(Stored items from a collection)
========
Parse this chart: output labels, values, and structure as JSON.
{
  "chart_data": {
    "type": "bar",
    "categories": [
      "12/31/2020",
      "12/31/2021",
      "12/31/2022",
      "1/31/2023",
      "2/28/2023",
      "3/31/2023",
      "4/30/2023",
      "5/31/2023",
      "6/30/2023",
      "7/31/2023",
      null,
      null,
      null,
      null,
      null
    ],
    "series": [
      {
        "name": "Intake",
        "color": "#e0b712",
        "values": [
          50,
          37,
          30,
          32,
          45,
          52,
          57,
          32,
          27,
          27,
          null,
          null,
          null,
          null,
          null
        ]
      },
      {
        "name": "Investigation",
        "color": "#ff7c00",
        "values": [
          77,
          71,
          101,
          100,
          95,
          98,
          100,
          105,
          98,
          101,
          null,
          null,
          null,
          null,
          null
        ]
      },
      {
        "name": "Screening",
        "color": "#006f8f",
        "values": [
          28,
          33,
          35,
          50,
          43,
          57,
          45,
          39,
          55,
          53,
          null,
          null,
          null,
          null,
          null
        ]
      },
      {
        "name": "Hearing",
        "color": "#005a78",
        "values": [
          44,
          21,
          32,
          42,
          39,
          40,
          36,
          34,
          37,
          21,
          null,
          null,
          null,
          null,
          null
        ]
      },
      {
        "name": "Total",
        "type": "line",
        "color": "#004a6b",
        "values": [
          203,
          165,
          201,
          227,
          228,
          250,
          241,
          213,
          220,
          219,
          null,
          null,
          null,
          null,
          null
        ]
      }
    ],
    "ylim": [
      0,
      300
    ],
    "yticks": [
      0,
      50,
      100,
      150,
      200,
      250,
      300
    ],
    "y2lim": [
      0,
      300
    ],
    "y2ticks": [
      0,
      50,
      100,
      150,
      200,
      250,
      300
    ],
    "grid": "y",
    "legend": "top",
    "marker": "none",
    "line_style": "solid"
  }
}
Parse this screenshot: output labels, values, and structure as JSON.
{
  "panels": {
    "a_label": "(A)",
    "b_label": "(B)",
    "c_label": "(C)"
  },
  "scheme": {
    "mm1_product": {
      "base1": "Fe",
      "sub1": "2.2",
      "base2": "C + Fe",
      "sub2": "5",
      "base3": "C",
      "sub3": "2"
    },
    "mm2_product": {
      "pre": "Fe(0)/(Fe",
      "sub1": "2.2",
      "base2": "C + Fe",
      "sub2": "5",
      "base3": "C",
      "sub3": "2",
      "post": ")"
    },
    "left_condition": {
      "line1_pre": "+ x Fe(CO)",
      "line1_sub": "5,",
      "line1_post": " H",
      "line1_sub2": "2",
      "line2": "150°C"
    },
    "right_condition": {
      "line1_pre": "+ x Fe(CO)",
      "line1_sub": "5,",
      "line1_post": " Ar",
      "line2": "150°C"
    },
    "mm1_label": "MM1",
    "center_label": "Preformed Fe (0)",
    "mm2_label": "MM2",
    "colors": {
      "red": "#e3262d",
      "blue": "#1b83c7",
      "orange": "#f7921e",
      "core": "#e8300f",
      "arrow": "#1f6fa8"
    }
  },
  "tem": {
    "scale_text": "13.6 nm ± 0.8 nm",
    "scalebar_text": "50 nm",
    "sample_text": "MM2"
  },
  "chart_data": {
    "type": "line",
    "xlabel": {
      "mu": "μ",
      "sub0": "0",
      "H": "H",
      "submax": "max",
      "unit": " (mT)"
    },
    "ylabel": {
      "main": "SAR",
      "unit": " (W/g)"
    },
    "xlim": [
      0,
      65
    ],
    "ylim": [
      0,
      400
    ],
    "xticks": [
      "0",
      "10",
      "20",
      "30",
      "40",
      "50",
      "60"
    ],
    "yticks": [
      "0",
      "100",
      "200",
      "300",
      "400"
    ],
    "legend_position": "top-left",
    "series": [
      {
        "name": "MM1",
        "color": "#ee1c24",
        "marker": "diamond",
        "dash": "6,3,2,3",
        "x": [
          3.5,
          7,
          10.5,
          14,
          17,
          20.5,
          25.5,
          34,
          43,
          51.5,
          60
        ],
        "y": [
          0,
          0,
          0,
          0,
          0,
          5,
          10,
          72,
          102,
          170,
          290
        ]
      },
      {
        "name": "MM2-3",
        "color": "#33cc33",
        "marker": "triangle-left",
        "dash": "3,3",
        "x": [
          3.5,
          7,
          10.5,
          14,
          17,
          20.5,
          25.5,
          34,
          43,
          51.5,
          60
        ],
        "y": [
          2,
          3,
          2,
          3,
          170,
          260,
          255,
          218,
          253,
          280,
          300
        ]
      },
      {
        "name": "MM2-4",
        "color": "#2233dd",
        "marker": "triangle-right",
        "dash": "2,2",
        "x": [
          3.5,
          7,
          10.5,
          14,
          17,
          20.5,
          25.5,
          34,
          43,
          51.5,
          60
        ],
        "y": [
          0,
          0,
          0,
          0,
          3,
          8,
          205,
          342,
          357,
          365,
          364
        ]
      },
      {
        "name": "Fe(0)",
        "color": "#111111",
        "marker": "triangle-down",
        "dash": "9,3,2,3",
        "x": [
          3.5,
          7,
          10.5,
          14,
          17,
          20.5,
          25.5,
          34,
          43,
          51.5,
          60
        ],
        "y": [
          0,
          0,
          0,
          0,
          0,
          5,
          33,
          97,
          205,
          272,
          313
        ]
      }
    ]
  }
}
========
The task - Every record should be given again exactly.

Full answer -
Parse this chart: output labels, values, and structure as JSON.
{
  "chart_data": {
    "type": "bar",
    "categories": [
      "12/31/2020",
      "12/31/2021",
      "12/31/2022",
      "1/31/2023",
      "2/28/2023",
      "3/31/2023",
      "4/30/2023",
      "5/31/2023",
      "6/30/2023",
      "7/31/2023",
      null,
      null,
      null,
      null,
      null
    ],
    "series": [
      {
        "name": "Intake",
        "color": "#e0b712",
        "values": [
          50,
          37,
          30,
          32,
          45,
          52,
          57,
          32,
          27,
          27,
          null,
          null,
          null,
          null,
          null
        ]
      },
      {
        "name": "Investigation",
        "color": "#ff7c00",
        "values": [
          77,
          71,
          101,
          100,
          95,
          98,
          100,
          105,
          98,
          101,
          null,
          null,
          null,
          null,
          null
        ]
      },
      {
        "name": "Screening",
        "color": "#006f8f",
        "values": [
          28,
          33,
          35,
          50,
          43,
          57,
          45,
          39,
          55,
          53,
          null,
          null,
          null,
          null,
          null
        ]
      },
      {
        "name": "Hearing",
        "color": "#005a78",
        "values": [
          44,
          21,
          32,
          42,
          39,
          40,
          36,
          34,
          37,
          21,
          null,
          null,
          null,
          null,
          null
        ]
      },
      {
        "name": "Total",
        "type": "line",
        "color": "#004a6b",
        "values": [
          203,
          165,
          201,
          227,
          228,
          250,
          241,
          213,
          220,
          219,
          null,
          null,
          null,
          null,
          null
        ]
      }
    ],
    "ylim": [
      0,
      300
    ],
    "yticks": [
      0,
      50,
      100,
      150,
      200,
      250,
      300
    ],
    "y2lim": [
      0,
      300
    ],
    "y2ticks": [
      0,
      50,
      100,
      150,
      200,
      250,
      300
    ],
    "grid": "y",
    "legend": "top",
    "marker": "none",
    "line_style": "solid"
  }
}
Parse this screenshot: output labels, values, and structure as JSON.
{
  "panels": {
    "a_label": "(A)",
    "b_label": "(B)",
    "c_label": "(C)"
  },
  "scheme": {
    "mm1_product": {
      "base1": "Fe",
      "sub1": "2.2",
      "base2": "C + Fe",
      "sub2": "5",
      "base3": "C",
      "sub3": "2"
    },
    "mm2_product": {
      "pre": "Fe(0)/(Fe",
      "sub1": "2.2",
      "base2": "C + Fe",
      "sub2": "5",
      "base3": "C",
      "sub3": "2",
      "post": ")"
    },
    "left_condition": {
      "line1_pre": "+ x Fe(CO)",
      "line1_sub": "5,",
      "line1_post": " H",
      "line1_sub2": "2",
      "line2": "150°C"
    },
    "right_condition": {
      "line1_pre": "+ x Fe(CO)",
      "line1_sub": "5,",
      "line1_post": " Ar",
      "line2": "150°C"
    },
    "mm1_label": "MM1",
    "center_label": "Preformed Fe (0)",
    "mm2_label": "MM2",
    "colors": {
      "red": "#e3262d",
      "blue": "#1b83c7",
      "orange": "#f7921e",
      "core": "#e8300f",
      "arrow": "#1f6fa8"
    }
  },
  "tem": {
    "scale_text": "13.6 nm ± 0.8 nm",
    "scalebar_text": "50 nm",
    "sample_text": "MM2"
  },
  "chart_data": {
    "type": "line",
    "xlabel": {
      "mu": "μ",
      "sub0": "0",
      "H": "H",
      "submax": "max",
      "unit": " (mT)"
    },
    "ylabel": {
      "main": "SAR",
      "unit": " (W/g)"
    },
    "xlim": [
      0,
      65
    ],
    "ylim": [
      0,
      400
    ],
    "xticks": [
      "0",
      "10",
      "20",
      "30",
      "40",
      "50",
      "60"
    ],
    "yticks": [
      "0",
      "100",
      "200",
      "300",
      "400"
    ],
    "legend_position": "top-left",
    "series": [
      {
        "name": "MM1",
        "color": "#ee1c24",
        "marker": "diamond",
        "dash": "6,3,2,3",
        "x": [
          3.5,
          7,
          10.5,
          14,
          17,
          20.5,
          25.5,
          34,
          43,
          51.5,
          60
        ],
        "y": [
          0,
          0,
          0,
          0,
          0,
          5,
          10,
          72,
          102,
          170,
          290
        ]
      },
      {
        "name": "MM2-3",
        "color": "#33cc33",
        "marker": "triangle-left",
        "dash": "3,3",
        "x": [
          3.5,
          7,
          10.5,
          14,
          17,
          20.5,
          25.5,
          34,
          43,
          51.5,
          60
        ],
        "y": [
          2,
          3,
          2,
          3,
          170,
          260,
          255,
          218,
          253,
          280,
          300
        ]
      },
      {
        "name": "MM2-4",
        "color": "#2233dd",
        "marker": "triangle-right",
        "dash": "2,2",
        "x": [
          3.5,
          7,
          10.5,
          14,
          17,
          20.5,
          25.5,
          34,
          43,
          51.5,
          60
        ],
        "y": [
          0,
          0,
          0,
          0,
          3,
          8,
          205,
          342,
          357,
          365,
          364
        ]
      },
      {
        "name": "Fe(0)",
        "color": "#111111",
        "marker": "triangle-down",
        "dash": "9,3,2,3",
        "x": [
          3.5,
          7,
          10.5,
          14,
          17,
          20.5,
          25.5,
          34,
          43,
          51.5,
          60
        ],
        "y": [
          0,
          0,
          0,
          0,
          0,
          5,
          33,
          97,
          205,
          272,
          313
        ]
      }
    ]
  }
}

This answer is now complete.